Raw records –
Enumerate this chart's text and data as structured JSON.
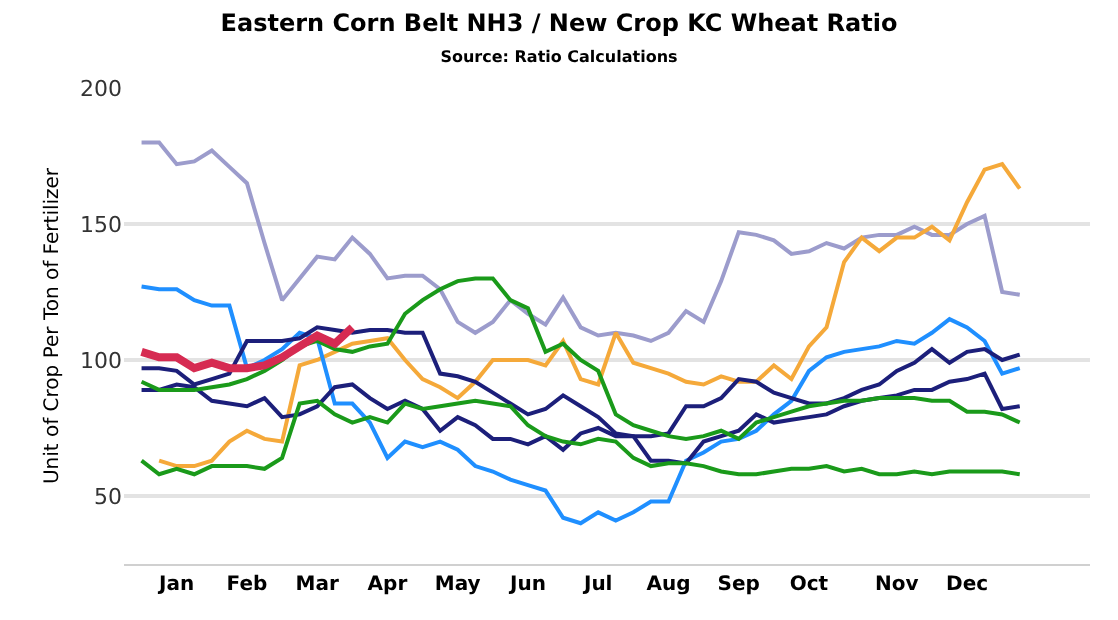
{
  "chart_data": {
    "type": "line",
    "title": "Eastern Corn Belt NH3 / New Crop KC Wheat Ratio",
    "subtitle": "Source: Ratio Calculations",
    "ylabel": "Unit of Crop Per Ton of Fertilizer",
    "categories": [
      null,
      null,
      "Jan",
      null,
      null,
      null,
      "Feb",
      null,
      null,
      null,
      "Mar",
      null,
      null,
      null,
      "Apr",
      null,
      null,
      null,
      "May",
      null,
      null,
      null,
      "Jun",
      null,
      null,
      null,
      "Jul",
      null,
      null,
      null,
      "Aug",
      null,
      null,
      null,
      "Sep",
      null,
      null,
      null,
      "Oct",
      null,
      null,
      null,
      null,
      "Nov",
      null,
      null,
      null,
      "Dec",
      null,
      null,
      null
    ],
    "ylim": [
      25,
      200
    ],
    "yticks": [
      50,
      100,
      150,
      200
    ],
    "grid": "y",
    "marker": "none",
    "line_style": "solid",
    "series": [
      {
        "color": "#9c9ccc",
        "values": [
          180,
          180,
          172,
          173,
          177,
          171,
          165,
          143,
          122,
          130,
          138,
          137,
          145,
          139,
          130,
          131,
          131,
          126,
          114,
          110,
          114,
          122,
          117,
          113,
          123,
          112,
          109,
          110,
          109,
          107,
          110,
          118,
          114,
          129,
          147,
          146,
          144,
          139,
          140,
          143,
          141,
          145,
          146,
          146,
          149,
          146,
          146,
          150,
          153,
          125,
          124
        ]
      },
      {
        "color": "#f5a93a",
        "values": [
          null,
          63,
          61,
          61,
          63,
          70,
          74,
          71,
          70,
          98,
          100,
          103,
          106,
          107,
          108,
          100,
          93,
          90,
          86,
          92,
          100,
          100,
          100,
          98,
          107,
          93,
          91,
          110,
          99,
          97,
          95,
          92,
          91,
          94,
          92,
          92,
          98,
          93,
          105,
          112,
          136,
          145,
          140,
          145,
          145,
          149,
          144,
          158,
          170,
          172,
          163
        ]
      },
      {
        "color": "#1f8fff",
        "values": [
          127,
          126,
          126,
          122,
          120,
          120,
          97,
          100,
          104,
          110,
          108,
          84,
          84,
          77,
          64,
          70,
          68,
          70,
          67,
          61,
          59,
          56,
          54,
          52,
          42,
          40,
          44,
          41,
          44,
          48,
          48,
          63,
          66,
          70,
          71,
          74,
          80,
          85,
          96,
          101,
          103,
          104,
          105,
          107,
          106,
          110,
          115,
          112,
          107,
          95,
          97
        ]
      },
      {
        "color": "#1c1f7a",
        "values": [
          97,
          97,
          96,
          91,
          93,
          95,
          107,
          107,
          107,
          108,
          112,
          111,
          110,
          111,
          111,
          110,
          110,
          95,
          94,
          92,
          88,
          84,
          80,
          82,
          87,
          83,
          79,
          73,
          72,
          72,
          73,
          83,
          83,
          86,
          93,
          92,
          88,
          86,
          84,
          84,
          86,
          89,
          91,
          96,
          99,
          104,
          99,
          103,
          104,
          100,
          102
        ]
      },
      {
        "color": "#1c1f7a",
        "values": [
          89,
          89,
          91,
          90,
          85,
          84,
          83,
          86,
          79,
          80,
          83,
          90,
          91,
          86,
          82,
          85,
          82,
          74,
          79,
          76,
          71,
          71,
          69,
          72,
          67,
          73,
          75,
          72,
          72,
          63,
          63,
          62,
          70,
          72,
          74,
          80,
          77,
          78,
          79,
          80,
          83,
          85,
          86,
          87,
          89,
          89,
          92,
          93,
          95,
          82,
          83
        ]
      },
      {
        "color": "#1a9a1a",
        "values": [
          92,
          89,
          89,
          89,
          90,
          91,
          93,
          96,
          100,
          105,
          107,
          104,
          103,
          105,
          106,
          117,
          122,
          126,
          129,
          130,
          130,
          122,
          119,
          103,
          106,
          100,
          96,
          80,
          76,
          74,
          72,
          71,
          72,
          74,
          71,
          77,
          79,
          81,
          83,
          84,
          85,
          85,
          86,
          86,
          86,
          85,
          85,
          81,
          81,
          80,
          77
        ]
      },
      {
        "color": "#1a9a1a",
        "values": [
          63,
          58,
          60,
          58,
          61,
          61,
          61,
          60,
          64,
          84,
          85,
          80,
          77,
          79,
          77,
          84,
          82,
          83,
          84,
          85,
          84,
          83,
          76,
          72,
          70,
          69,
          71,
          70,
          64,
          61,
          62,
          62,
          61,
          59,
          58,
          58,
          59,
          60,
          60,
          61,
          59,
          60,
          58,
          58,
          59,
          58,
          59,
          59,
          59,
          59,
          58
        ]
      },
      {
        "color": "#d62b52",
        "values": [
          103,
          101,
          101,
          97,
          99,
          97,
          97,
          98,
          101,
          105,
          109,
          106,
          112,
          null,
          null,
          null,
          null,
          null,
          null,
          null,
          null,
          null,
          null,
          null,
          null,
          null,
          null,
          null,
          null,
          null,
          null,
          null,
          null,
          null,
          null,
          null,
          null,
          null,
          null,
          null,
          null,
          null,
          null,
          null,
          null,
          null,
          null,
          null,
          null,
          null,
          null
        ]
      }
    ]
  }
}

Exercise prompt –
Provide the number of lines in the data above that contain the string "Crop", and nothing else.

Response –
2